### STATED PROBLEM
Format the stretch of rows from the line containing "colorbar <box>200 33 372 50</box>" through the line containing "age-label: 22.8 <box>522 404 549 420</box>" as a JSON list of strings, one string per line, leaving out any blank lines.

### MATERIAL PROVIDED
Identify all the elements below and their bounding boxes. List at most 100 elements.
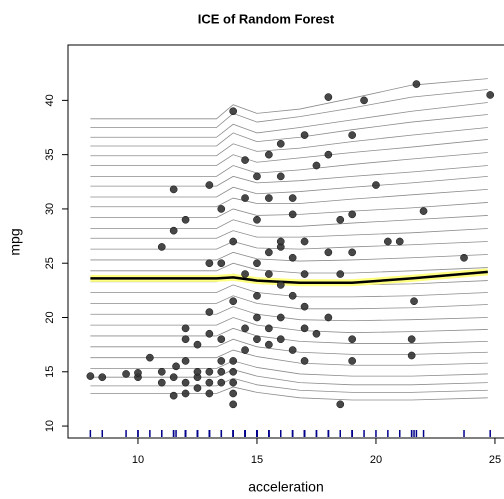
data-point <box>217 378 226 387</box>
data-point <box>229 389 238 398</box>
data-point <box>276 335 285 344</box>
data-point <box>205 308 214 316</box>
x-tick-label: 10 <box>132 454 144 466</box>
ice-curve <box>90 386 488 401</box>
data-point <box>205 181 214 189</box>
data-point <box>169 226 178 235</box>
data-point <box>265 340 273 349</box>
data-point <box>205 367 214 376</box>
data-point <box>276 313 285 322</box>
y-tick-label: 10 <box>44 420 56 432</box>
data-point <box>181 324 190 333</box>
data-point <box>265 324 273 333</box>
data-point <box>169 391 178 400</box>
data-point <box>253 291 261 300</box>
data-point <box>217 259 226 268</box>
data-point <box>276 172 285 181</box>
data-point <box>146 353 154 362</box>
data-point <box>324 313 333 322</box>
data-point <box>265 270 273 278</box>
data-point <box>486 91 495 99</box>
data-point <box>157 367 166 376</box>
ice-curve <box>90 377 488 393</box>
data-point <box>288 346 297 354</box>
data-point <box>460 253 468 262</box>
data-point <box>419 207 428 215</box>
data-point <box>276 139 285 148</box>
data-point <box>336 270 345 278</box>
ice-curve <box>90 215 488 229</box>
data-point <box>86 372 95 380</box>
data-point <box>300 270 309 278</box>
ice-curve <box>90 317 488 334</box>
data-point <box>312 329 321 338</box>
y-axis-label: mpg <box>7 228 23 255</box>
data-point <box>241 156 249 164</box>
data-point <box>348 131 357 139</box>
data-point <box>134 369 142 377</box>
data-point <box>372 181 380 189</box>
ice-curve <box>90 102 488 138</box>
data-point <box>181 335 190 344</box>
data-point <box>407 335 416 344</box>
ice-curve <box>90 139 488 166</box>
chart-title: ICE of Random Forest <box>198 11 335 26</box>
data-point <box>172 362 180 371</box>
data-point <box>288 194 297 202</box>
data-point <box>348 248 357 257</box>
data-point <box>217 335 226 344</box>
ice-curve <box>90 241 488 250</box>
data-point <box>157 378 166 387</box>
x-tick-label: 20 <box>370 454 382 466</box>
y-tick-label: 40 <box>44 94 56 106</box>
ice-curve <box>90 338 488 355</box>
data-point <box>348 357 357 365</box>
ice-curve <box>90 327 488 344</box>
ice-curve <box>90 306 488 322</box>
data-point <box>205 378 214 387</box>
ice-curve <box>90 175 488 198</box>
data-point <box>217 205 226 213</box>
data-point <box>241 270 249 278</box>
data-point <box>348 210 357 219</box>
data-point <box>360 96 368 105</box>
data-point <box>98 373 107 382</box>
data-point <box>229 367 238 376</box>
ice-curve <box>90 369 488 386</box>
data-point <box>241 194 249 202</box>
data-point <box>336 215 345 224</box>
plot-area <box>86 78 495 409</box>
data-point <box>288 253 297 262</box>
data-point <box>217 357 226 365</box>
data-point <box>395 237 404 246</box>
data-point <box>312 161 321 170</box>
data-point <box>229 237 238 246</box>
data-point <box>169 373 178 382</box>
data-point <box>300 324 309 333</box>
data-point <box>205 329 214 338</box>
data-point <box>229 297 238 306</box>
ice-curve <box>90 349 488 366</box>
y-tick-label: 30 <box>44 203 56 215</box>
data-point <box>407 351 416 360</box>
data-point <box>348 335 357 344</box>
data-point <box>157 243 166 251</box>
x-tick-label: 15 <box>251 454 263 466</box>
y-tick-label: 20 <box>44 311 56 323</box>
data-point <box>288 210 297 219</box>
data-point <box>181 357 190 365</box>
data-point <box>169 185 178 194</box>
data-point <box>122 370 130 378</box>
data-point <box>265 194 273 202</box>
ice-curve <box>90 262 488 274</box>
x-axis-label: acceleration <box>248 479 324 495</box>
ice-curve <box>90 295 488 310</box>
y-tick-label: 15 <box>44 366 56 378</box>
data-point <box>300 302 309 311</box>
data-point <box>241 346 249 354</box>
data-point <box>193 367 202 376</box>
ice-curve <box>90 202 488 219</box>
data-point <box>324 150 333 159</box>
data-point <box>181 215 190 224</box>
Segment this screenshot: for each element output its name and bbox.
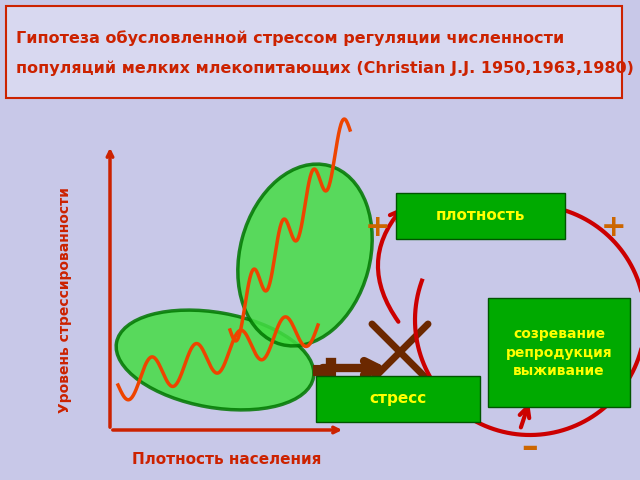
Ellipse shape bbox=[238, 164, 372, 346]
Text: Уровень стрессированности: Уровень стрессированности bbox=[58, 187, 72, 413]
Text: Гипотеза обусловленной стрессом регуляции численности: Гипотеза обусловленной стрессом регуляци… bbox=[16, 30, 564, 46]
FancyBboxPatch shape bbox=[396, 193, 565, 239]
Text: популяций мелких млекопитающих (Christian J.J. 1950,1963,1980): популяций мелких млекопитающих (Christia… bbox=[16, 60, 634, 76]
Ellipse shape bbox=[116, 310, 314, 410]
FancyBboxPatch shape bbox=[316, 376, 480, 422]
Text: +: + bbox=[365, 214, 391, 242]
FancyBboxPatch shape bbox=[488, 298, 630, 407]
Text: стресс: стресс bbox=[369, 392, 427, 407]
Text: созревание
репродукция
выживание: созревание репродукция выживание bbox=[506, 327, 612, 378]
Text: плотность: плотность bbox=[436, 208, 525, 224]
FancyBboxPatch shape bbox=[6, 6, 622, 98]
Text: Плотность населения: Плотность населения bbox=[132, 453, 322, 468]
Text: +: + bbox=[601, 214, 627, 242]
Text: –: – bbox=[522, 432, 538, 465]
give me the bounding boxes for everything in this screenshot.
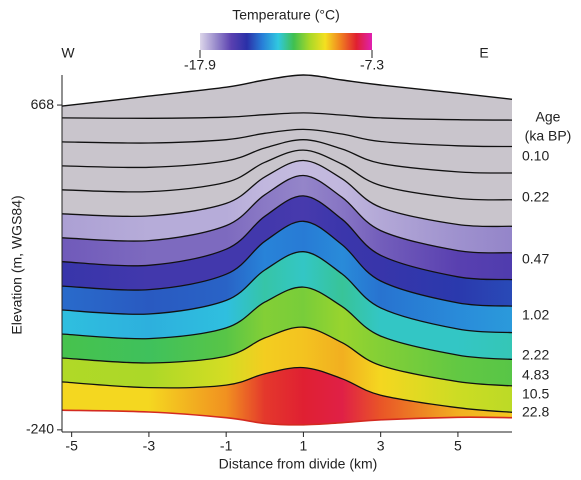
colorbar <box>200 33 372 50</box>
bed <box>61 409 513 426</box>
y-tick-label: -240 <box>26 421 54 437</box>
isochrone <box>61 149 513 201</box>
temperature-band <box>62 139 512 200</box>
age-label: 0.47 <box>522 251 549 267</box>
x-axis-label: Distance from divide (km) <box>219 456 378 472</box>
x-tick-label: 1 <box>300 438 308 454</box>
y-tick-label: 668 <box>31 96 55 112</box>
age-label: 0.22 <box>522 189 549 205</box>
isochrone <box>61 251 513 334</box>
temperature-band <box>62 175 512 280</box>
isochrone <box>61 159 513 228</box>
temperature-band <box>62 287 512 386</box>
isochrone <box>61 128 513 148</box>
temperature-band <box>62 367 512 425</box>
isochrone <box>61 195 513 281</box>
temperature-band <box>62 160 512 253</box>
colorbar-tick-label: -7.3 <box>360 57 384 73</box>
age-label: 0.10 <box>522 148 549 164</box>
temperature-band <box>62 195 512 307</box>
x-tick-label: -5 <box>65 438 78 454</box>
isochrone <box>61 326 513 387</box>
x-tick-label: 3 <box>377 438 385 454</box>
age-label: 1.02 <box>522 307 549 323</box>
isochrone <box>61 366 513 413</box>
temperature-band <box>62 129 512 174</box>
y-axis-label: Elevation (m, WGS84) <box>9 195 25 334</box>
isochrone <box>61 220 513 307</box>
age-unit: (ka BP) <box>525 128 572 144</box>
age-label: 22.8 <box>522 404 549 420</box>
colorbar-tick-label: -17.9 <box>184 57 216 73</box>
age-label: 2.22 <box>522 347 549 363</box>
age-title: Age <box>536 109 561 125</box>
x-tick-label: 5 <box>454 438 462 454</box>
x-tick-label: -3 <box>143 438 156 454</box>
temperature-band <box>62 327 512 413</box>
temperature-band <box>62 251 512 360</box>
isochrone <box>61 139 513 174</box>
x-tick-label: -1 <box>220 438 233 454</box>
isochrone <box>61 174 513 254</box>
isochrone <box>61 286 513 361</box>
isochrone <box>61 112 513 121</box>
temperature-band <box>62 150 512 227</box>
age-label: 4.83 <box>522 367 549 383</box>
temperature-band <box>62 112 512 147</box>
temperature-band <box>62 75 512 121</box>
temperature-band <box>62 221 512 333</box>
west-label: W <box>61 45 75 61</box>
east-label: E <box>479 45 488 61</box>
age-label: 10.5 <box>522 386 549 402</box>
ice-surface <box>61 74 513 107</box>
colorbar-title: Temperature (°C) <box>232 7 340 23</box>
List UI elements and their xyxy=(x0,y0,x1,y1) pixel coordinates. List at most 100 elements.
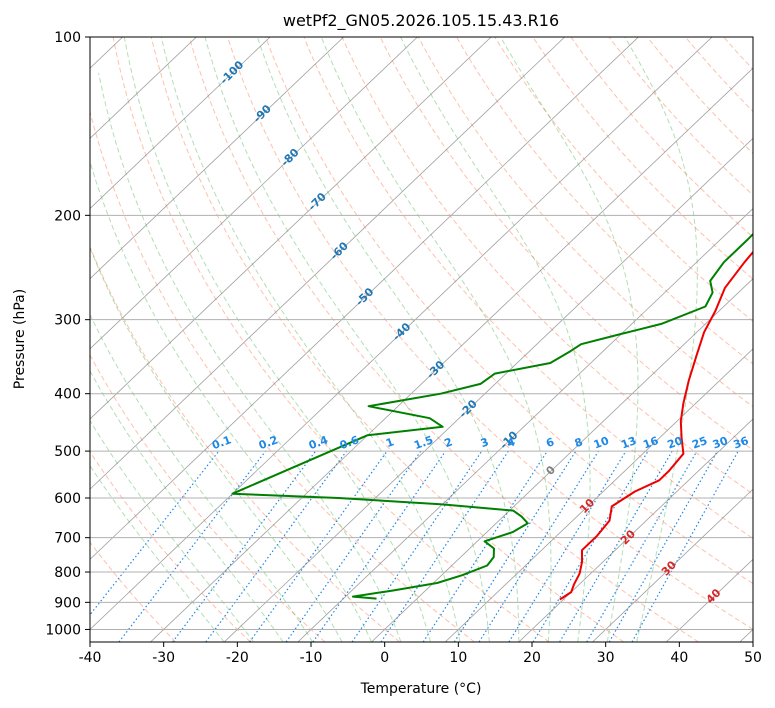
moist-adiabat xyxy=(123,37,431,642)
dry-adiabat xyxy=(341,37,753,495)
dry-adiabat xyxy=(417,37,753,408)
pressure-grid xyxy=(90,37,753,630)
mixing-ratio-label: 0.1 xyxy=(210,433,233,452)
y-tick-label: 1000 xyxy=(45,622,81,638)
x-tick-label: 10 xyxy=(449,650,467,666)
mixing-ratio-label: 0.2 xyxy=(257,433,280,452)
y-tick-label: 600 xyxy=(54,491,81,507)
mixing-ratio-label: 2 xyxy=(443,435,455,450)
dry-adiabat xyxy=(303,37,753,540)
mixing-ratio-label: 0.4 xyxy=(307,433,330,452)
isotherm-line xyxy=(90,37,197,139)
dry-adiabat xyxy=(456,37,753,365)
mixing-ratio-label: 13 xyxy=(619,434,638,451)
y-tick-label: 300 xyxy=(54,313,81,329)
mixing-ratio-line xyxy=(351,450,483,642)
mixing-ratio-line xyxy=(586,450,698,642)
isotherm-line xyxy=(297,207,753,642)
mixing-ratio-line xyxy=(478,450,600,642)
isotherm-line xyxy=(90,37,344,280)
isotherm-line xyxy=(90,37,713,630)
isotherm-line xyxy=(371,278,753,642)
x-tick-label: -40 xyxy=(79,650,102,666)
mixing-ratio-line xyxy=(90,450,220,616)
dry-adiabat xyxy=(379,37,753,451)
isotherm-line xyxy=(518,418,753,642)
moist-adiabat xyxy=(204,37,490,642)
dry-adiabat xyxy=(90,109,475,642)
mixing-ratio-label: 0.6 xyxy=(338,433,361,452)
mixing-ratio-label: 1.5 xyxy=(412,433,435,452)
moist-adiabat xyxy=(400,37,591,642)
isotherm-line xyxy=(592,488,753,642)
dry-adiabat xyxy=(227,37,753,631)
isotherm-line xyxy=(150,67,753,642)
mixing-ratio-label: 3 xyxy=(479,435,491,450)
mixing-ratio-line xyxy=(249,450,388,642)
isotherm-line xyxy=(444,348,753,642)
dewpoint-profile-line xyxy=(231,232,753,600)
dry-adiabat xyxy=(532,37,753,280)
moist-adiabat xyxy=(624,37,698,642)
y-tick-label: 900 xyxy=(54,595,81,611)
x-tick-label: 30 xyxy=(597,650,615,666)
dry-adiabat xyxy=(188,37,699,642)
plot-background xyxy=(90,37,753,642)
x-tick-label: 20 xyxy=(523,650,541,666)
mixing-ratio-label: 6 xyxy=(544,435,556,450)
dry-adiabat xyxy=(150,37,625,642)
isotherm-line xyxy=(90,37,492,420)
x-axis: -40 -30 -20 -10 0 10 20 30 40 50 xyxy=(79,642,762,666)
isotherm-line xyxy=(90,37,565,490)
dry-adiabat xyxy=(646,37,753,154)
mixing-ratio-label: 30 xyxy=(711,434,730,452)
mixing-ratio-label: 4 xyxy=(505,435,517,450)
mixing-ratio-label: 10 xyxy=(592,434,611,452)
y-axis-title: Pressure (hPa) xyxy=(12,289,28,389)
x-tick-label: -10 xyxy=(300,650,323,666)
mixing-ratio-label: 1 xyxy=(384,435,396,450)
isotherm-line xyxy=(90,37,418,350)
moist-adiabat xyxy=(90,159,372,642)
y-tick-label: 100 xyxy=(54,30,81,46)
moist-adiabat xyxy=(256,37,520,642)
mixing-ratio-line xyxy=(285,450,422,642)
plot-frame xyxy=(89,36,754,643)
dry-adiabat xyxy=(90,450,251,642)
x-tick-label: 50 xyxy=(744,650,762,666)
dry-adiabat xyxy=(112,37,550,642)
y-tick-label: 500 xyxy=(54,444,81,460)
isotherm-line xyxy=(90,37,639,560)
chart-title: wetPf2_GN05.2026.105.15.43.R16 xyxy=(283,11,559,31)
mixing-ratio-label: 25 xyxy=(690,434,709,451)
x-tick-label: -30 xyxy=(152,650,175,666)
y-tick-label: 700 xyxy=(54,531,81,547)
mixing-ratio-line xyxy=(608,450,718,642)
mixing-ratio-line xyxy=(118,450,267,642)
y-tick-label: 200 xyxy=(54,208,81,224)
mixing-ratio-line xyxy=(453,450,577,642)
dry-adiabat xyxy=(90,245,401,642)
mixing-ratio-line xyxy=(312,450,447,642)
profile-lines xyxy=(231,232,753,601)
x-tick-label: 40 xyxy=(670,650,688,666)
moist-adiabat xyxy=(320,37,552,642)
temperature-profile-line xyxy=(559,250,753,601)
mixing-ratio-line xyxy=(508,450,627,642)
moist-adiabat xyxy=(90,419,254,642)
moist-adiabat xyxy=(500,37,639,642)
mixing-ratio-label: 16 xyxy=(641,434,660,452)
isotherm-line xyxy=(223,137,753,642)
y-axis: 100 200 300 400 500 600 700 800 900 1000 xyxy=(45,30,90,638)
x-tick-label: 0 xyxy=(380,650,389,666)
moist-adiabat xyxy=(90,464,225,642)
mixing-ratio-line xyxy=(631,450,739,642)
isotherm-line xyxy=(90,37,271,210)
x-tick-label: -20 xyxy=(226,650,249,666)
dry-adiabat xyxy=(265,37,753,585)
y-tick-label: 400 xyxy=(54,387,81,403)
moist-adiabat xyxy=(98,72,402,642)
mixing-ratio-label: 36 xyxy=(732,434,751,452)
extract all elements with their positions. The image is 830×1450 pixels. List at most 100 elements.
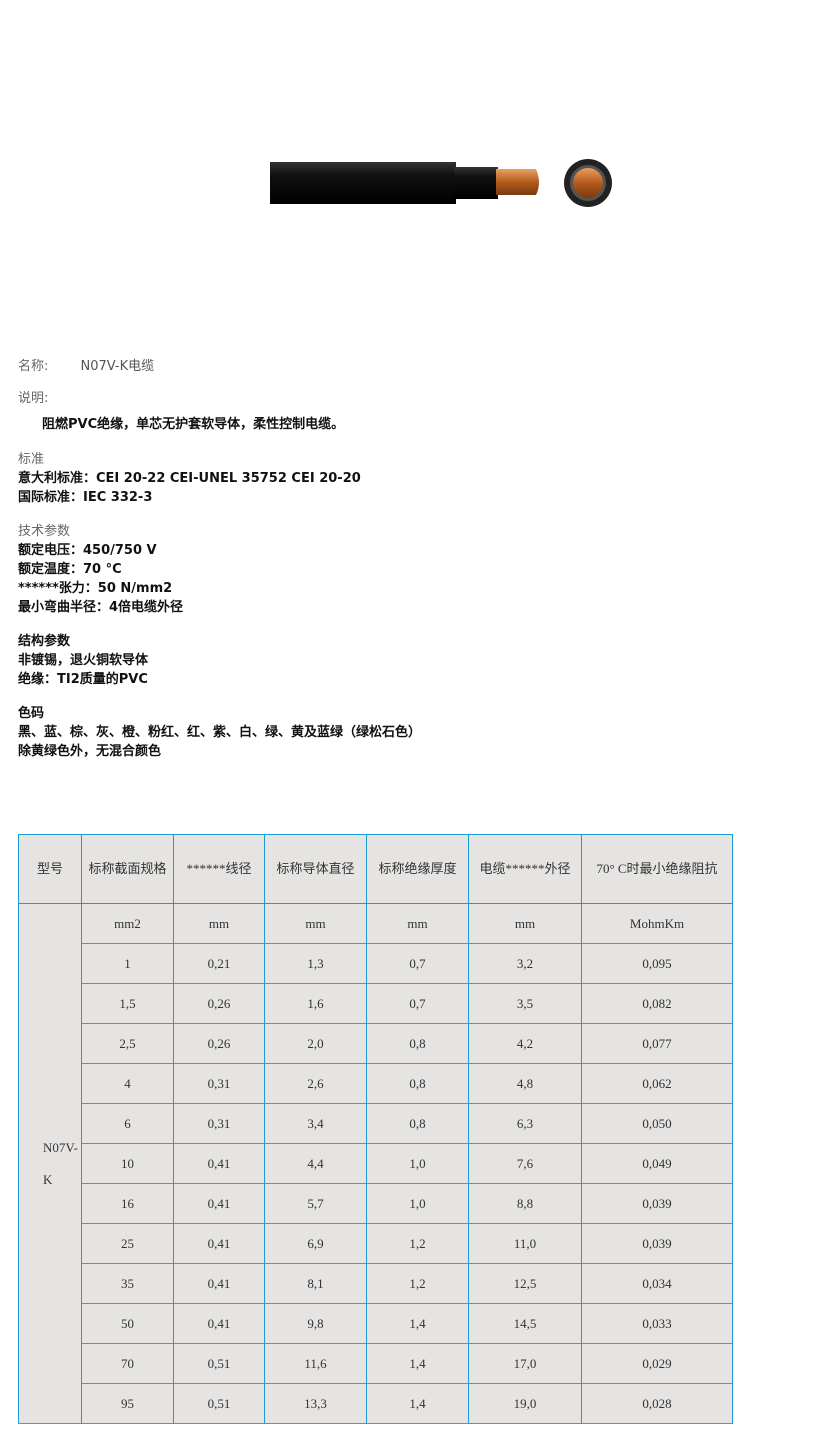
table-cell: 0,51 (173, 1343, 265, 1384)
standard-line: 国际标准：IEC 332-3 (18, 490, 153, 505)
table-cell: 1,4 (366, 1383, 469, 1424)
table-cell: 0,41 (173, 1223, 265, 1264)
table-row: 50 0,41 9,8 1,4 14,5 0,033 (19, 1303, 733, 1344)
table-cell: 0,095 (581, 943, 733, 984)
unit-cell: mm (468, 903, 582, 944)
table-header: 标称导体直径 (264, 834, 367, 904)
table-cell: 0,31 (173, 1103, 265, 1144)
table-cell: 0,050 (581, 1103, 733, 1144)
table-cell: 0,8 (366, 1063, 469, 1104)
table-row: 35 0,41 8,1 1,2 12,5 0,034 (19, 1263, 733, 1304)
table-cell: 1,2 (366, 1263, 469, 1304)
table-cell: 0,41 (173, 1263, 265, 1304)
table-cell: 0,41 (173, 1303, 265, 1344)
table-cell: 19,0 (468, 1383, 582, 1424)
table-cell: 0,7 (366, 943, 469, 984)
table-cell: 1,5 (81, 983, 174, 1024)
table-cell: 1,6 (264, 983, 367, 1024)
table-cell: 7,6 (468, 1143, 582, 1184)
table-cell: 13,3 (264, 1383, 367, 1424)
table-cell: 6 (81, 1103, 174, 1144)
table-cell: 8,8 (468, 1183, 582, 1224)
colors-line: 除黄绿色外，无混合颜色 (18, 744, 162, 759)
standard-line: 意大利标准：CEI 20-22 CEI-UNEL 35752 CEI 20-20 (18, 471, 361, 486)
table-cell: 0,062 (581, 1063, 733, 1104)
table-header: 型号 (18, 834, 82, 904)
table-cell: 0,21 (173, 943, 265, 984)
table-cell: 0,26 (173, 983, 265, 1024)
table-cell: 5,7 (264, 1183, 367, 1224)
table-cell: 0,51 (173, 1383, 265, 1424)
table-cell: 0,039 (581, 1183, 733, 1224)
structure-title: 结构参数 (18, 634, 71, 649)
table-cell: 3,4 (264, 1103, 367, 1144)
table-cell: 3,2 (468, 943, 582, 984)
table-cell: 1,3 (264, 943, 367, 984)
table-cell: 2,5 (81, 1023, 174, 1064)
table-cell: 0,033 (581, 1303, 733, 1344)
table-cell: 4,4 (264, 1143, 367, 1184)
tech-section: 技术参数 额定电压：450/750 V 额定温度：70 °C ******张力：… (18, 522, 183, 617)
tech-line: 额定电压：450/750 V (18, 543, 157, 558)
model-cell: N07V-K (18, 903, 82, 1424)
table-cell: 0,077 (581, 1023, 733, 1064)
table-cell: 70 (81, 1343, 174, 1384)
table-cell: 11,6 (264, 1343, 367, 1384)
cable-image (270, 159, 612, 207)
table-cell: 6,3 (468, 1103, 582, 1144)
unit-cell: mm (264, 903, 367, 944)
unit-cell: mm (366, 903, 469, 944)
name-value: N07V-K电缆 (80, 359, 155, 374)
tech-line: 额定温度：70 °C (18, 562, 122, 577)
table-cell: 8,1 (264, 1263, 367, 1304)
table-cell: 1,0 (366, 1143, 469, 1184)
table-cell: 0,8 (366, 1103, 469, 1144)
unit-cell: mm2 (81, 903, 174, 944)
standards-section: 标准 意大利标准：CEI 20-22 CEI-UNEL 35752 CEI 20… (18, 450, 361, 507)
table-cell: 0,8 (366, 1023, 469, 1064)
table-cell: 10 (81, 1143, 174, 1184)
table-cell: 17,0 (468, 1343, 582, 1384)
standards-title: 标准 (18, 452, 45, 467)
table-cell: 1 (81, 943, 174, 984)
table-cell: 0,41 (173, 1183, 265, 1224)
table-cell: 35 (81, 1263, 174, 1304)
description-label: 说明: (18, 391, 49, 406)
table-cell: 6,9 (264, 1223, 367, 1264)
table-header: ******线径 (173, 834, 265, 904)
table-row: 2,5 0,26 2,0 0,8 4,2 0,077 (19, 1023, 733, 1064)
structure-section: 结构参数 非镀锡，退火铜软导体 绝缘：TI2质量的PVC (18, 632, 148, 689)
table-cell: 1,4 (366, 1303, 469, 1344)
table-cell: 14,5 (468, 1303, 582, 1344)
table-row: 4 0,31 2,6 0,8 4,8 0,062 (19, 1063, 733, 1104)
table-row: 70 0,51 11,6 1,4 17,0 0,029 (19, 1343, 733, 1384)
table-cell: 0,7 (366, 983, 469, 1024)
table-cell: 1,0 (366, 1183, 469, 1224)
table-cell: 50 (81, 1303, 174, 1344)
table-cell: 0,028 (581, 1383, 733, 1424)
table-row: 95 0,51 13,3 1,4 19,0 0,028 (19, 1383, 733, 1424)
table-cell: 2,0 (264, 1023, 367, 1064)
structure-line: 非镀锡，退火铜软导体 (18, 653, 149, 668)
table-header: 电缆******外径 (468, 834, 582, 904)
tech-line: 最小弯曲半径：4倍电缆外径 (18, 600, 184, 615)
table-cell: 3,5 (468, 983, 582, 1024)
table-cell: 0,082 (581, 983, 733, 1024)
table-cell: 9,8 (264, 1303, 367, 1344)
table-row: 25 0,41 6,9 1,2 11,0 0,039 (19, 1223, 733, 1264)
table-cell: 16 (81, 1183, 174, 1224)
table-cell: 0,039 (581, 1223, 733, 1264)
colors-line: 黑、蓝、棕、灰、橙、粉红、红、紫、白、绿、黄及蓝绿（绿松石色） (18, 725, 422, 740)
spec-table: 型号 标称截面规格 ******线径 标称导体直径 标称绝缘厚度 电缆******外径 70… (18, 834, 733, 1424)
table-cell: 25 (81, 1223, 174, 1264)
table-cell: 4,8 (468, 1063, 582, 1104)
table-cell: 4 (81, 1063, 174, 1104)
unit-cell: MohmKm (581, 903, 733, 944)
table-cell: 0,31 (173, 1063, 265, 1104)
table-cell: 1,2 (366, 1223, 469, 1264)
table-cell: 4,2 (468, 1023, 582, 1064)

### SOLVED PROBLEM
[
  "colorbar <box>200 33 372 50</box>",
  "bed <box>61 409 513 426</box>",
  "y-tick-label: -240 <box>26 421 54 437</box>",
  "isochrone <box>61 149 513 201</box>",
  "temperature-band <box>62 139 512 200</box>",
  "age-label: 0.47 <box>522 251 549 267</box>",
  "x-axis-label: Distance from divide (km) <box>219 456 378 472</box>",
  "x-tick-label: 1 <box>300 438 308 454</box>",
  "y-tick-label: 668 <box>31 96 55 112</box>",
  "age-label: 0.22 <box>522 189 549 205</box>",
  "isochrone <box>61 251 513 334</box>",
  "temperature-band <box>62 175 512 280</box>",
  "isochrone <box>61 159 513 228</box>",
  "temperature-band <box>62 287 512 386</box>",
  "isochrone <box>61 128 513 148</box>",
  "temperature-band <box>62 367 512 425</box>",
  "isochrone <box>61 195 513 281</box>",
  "temperature-band <box>62 160 512 253</box>",
  "colorbar-tick-label: -7.3 <box>360 57 384 73</box>",
  "age-label: 0.10 <box>522 148 549 164</box>",
  "temperature-band <box>62 195 512 307</box>",
  "x-tick-label: -5 <box>65 438 78 454</box>",
  "isochrone <box>61 326 513 387</box>",
  "x-tick-label: 3 <box>377 438 385 454</box>",
  "age-label: 1.02 <box>522 307 549 323</box>",
  "isochrone <box>61 366 513 413</box>",
  "temperature-band <box>62 129 512 174</box>",
  "y-axis-label: Elevation (m, WGS84) <box>9 195 25 334</box>",
  "isochrone <box>61 220 513 307</box>",
  "age-unit: (ka BP) <box>525 128 572 144</box>",
  "age-label: 22.8 <box>522 404 549 420</box>"
]